↓

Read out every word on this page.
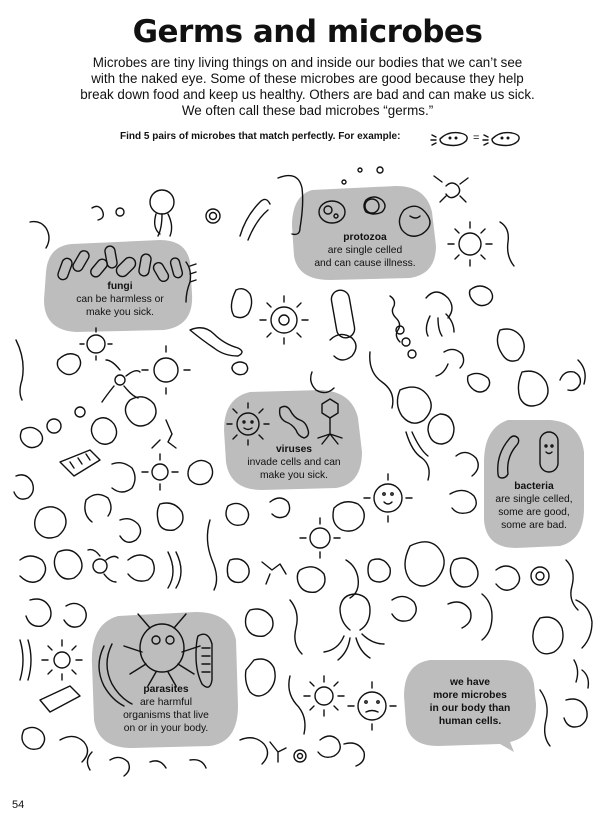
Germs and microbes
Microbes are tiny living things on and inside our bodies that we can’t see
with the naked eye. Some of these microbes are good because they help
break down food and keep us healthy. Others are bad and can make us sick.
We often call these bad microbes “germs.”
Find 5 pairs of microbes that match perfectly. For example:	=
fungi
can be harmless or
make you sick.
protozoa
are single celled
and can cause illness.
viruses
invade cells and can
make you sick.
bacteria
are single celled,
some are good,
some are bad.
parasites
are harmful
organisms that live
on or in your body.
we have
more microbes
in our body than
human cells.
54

↑

### Goal of the exercise
Apart from the pictures, all of the data should be repeated exactly.

### Answer area
Read out every word on this page.
Germs and microbes
Microbes are tiny living things on and inside our bodies that we can’t see
with the naked eye. Some of these microbes are good because they help
break down food and keep us healthy. Others are bad and can make us sick.
We often call these bad microbes “germs.”
Find 5 pairs of microbes that match perfectly. For example:	=
fungi
can be harmless or
make you sick.
protozoa
are single celled
and can cause illness.
viruses
invade cells and can
make you sick.
bacteria
are single celled,
some are good,
some are bad.
parasites
are harmful
organisms that live
on or in your body.
we have
more microbes
in our body than
human cells.
54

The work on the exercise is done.